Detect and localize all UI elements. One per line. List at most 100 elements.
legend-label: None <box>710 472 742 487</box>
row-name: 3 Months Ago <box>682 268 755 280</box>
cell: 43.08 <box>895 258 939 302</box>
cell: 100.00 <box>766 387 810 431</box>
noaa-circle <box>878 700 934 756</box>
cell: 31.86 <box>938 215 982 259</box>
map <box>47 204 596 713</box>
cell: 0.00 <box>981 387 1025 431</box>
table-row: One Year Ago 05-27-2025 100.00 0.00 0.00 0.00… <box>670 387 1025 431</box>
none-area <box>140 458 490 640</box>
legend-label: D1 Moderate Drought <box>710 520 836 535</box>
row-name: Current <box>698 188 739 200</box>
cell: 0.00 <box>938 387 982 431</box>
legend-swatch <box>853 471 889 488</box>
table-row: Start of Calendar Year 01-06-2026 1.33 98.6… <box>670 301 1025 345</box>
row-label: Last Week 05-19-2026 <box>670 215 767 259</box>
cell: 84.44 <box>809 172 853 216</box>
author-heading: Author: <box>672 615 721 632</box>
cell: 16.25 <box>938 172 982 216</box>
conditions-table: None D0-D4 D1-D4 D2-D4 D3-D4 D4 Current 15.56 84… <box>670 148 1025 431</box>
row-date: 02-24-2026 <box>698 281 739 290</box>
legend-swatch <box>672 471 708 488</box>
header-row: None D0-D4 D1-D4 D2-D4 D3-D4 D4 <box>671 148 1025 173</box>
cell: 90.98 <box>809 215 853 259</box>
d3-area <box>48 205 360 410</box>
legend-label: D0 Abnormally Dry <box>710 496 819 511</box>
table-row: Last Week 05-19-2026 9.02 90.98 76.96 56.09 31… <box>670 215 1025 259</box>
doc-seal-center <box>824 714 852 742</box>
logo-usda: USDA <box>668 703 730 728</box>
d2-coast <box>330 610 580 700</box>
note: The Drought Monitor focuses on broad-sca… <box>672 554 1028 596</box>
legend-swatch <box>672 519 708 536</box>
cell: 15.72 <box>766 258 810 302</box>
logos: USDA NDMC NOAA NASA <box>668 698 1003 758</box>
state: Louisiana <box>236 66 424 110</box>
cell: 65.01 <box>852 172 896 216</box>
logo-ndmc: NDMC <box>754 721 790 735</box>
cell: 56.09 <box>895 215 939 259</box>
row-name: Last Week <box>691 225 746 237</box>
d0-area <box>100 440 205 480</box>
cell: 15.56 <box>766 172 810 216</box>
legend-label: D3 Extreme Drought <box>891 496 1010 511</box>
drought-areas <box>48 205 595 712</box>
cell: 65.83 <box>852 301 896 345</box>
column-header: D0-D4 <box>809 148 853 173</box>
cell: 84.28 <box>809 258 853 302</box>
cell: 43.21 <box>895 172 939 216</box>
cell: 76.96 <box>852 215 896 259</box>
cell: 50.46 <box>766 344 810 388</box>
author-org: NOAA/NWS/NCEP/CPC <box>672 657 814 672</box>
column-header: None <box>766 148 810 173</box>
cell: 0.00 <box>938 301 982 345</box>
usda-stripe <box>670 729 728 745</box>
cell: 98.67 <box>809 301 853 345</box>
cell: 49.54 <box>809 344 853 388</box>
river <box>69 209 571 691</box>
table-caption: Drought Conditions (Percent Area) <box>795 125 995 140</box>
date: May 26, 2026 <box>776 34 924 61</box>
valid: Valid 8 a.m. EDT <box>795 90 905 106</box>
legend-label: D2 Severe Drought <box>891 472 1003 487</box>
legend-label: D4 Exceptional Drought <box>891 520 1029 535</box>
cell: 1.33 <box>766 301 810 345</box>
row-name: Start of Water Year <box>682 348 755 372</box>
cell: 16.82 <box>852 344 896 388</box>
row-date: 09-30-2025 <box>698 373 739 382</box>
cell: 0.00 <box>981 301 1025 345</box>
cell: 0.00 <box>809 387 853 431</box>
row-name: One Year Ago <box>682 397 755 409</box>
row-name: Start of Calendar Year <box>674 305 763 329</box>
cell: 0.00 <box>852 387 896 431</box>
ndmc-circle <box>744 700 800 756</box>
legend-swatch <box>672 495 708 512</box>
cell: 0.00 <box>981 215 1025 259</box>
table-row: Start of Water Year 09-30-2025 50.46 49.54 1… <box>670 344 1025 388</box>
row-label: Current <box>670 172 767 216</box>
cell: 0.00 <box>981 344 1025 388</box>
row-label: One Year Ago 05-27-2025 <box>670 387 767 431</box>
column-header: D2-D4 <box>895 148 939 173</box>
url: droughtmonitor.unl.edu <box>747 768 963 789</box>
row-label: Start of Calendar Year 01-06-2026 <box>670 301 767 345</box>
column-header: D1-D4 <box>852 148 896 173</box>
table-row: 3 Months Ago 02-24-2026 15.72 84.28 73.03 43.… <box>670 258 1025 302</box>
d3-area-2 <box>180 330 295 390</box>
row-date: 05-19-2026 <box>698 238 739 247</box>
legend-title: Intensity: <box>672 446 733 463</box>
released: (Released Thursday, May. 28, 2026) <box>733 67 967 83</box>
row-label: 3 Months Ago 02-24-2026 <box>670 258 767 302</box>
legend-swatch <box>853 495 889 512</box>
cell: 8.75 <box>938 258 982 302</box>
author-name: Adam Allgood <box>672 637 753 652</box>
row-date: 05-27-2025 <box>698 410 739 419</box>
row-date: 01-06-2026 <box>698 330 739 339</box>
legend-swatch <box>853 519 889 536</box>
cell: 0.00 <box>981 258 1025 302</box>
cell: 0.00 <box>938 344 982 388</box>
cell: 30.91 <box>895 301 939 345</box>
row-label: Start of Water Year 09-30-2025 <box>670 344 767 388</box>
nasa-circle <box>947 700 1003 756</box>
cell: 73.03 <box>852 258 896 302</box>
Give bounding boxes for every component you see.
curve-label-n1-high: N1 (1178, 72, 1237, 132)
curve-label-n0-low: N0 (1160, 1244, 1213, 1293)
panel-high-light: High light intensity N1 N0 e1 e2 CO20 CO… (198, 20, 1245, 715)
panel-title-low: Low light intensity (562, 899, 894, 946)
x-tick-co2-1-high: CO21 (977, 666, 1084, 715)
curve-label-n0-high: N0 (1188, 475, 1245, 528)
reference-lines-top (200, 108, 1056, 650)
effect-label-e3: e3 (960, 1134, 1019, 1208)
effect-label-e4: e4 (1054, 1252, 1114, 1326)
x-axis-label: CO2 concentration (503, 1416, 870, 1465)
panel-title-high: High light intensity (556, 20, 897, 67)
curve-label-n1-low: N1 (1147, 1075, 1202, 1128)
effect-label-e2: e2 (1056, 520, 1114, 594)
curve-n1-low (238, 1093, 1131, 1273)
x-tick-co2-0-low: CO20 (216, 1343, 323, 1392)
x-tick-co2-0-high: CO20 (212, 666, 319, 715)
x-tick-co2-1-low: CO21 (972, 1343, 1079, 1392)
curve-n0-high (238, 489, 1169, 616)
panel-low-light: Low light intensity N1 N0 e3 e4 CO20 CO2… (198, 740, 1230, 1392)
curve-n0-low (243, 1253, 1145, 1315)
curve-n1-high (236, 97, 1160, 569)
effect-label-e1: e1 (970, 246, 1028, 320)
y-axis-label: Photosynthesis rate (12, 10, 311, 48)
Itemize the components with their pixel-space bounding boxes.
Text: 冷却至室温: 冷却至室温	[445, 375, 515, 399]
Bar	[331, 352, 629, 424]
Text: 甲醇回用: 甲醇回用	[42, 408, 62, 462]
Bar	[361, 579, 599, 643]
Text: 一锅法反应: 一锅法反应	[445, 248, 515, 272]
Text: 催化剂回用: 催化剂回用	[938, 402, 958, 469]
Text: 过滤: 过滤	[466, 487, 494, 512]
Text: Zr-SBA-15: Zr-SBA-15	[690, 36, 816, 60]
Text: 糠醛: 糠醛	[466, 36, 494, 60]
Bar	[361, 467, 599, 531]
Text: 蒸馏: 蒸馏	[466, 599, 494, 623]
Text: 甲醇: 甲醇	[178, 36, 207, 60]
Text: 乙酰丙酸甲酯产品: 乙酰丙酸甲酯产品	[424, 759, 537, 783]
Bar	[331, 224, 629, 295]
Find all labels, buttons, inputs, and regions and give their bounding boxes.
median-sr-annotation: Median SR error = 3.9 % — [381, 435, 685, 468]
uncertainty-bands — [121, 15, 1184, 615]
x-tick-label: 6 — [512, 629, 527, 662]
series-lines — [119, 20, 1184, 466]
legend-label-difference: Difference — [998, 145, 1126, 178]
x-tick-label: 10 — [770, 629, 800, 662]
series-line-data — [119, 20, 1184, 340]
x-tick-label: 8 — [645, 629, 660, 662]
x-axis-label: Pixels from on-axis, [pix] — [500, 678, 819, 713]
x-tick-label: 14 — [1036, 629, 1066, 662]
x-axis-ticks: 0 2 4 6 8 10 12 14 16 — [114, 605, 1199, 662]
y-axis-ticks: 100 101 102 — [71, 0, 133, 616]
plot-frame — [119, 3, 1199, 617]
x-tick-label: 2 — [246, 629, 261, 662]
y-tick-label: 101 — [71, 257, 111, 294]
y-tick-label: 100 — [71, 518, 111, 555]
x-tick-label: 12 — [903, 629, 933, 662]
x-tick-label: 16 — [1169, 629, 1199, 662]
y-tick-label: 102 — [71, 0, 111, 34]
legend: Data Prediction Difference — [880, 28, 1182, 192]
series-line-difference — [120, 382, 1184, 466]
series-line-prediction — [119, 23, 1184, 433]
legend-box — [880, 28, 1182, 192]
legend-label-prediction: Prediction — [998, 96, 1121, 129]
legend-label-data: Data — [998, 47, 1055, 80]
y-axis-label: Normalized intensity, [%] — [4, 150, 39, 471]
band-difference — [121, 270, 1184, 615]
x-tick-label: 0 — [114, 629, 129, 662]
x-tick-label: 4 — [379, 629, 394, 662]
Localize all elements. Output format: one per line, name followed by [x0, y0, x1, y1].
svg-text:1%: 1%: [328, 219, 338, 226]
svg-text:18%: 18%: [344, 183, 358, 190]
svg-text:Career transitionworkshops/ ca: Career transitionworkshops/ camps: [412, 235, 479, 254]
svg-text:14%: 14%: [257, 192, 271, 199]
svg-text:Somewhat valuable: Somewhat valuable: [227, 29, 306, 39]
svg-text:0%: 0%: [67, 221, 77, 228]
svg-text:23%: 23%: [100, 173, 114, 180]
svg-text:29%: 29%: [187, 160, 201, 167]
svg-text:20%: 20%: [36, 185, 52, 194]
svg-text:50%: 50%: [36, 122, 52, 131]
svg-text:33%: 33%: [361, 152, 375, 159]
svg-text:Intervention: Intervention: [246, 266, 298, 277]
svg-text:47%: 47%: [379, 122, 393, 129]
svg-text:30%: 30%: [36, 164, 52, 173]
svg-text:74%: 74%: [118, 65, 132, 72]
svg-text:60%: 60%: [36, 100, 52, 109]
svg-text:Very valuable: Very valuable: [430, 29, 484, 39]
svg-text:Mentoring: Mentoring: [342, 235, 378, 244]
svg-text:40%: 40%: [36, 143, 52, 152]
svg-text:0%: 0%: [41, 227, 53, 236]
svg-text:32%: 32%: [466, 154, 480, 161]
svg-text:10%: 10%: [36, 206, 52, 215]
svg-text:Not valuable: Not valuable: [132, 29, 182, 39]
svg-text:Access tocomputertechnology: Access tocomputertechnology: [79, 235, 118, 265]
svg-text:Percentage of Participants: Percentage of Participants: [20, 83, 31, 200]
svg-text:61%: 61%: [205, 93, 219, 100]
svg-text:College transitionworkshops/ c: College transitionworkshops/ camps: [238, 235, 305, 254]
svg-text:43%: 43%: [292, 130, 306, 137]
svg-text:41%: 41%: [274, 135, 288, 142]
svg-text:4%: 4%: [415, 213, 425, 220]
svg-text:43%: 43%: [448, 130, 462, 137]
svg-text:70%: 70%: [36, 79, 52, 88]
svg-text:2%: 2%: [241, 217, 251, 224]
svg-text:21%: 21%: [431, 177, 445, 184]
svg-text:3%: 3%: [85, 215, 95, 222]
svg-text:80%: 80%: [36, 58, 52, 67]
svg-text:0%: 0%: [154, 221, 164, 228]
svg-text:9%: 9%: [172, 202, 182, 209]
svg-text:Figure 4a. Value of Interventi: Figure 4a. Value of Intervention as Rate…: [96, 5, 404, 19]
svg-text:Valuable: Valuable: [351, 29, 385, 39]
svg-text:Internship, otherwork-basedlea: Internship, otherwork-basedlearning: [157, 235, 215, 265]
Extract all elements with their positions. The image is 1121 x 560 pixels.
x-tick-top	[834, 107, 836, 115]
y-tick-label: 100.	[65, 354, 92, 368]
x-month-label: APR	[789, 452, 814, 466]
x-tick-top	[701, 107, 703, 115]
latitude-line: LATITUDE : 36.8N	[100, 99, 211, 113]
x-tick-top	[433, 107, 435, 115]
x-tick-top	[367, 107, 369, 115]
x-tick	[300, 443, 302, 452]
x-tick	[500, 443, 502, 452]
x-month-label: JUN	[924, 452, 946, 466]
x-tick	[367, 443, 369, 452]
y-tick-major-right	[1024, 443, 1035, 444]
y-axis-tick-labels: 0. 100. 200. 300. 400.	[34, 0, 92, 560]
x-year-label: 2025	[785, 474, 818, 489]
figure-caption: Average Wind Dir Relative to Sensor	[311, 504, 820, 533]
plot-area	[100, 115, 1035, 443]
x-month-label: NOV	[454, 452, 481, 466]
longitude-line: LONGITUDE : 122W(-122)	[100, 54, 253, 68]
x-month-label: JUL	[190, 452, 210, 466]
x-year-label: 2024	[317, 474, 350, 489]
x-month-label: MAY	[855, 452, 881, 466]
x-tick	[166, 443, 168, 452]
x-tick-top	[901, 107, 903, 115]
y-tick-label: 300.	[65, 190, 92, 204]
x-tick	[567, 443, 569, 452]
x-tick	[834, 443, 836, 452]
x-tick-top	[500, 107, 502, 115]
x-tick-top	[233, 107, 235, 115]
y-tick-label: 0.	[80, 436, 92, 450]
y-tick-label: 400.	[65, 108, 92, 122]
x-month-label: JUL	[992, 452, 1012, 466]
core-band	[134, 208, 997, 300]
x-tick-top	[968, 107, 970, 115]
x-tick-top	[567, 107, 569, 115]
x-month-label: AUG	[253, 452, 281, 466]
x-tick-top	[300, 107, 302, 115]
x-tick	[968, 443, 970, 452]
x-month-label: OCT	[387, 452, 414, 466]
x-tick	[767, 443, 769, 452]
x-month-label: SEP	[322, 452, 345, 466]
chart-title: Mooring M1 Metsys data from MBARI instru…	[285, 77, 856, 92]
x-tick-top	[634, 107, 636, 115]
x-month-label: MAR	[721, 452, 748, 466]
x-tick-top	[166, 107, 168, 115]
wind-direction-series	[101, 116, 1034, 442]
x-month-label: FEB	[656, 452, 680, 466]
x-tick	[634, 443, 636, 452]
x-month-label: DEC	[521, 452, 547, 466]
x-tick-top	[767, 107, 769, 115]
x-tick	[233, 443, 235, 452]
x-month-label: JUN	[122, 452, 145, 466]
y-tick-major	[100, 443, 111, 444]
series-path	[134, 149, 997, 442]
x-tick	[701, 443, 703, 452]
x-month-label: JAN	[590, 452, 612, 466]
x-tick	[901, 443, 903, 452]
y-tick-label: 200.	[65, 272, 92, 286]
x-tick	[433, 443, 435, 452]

━━━

### REQUISITOS DEL PROBLEMA
Transcribe sin ningún cambio la parte de los ítems que empieza en su primera línea y termina en la línea que contiene "legend-swatch <box>853 471 889 488</box>", incluidas ambas.

### RESULTADO DEL EJERCICIO
Detect and localize all UI elements. One per line. List at most 100 elements.
legend-label: None <box>710 472 742 487</box>
row-name: 3 Months Ago <box>682 268 755 280</box>
cell: 43.08 <box>895 258 939 302</box>
cell: 100.00 <box>766 387 810 431</box>
noaa-circle <box>878 700 934 756</box>
cell: 31.86 <box>938 215 982 259</box>
map <box>47 204 596 713</box>
cell: 0.00 <box>981 387 1025 431</box>
table-row: One Year Ago 05-27-2025 100.00 0.00 0.00 0.00… <box>670 387 1025 431</box>
none-area <box>140 458 490 640</box>
legend-label: D1 Moderate Drought <box>710 520 836 535</box>
row-name: Current <box>698 188 739 200</box>
cell: 0.00 <box>938 387 982 431</box>
legend-swatch <box>853 471 889 488</box>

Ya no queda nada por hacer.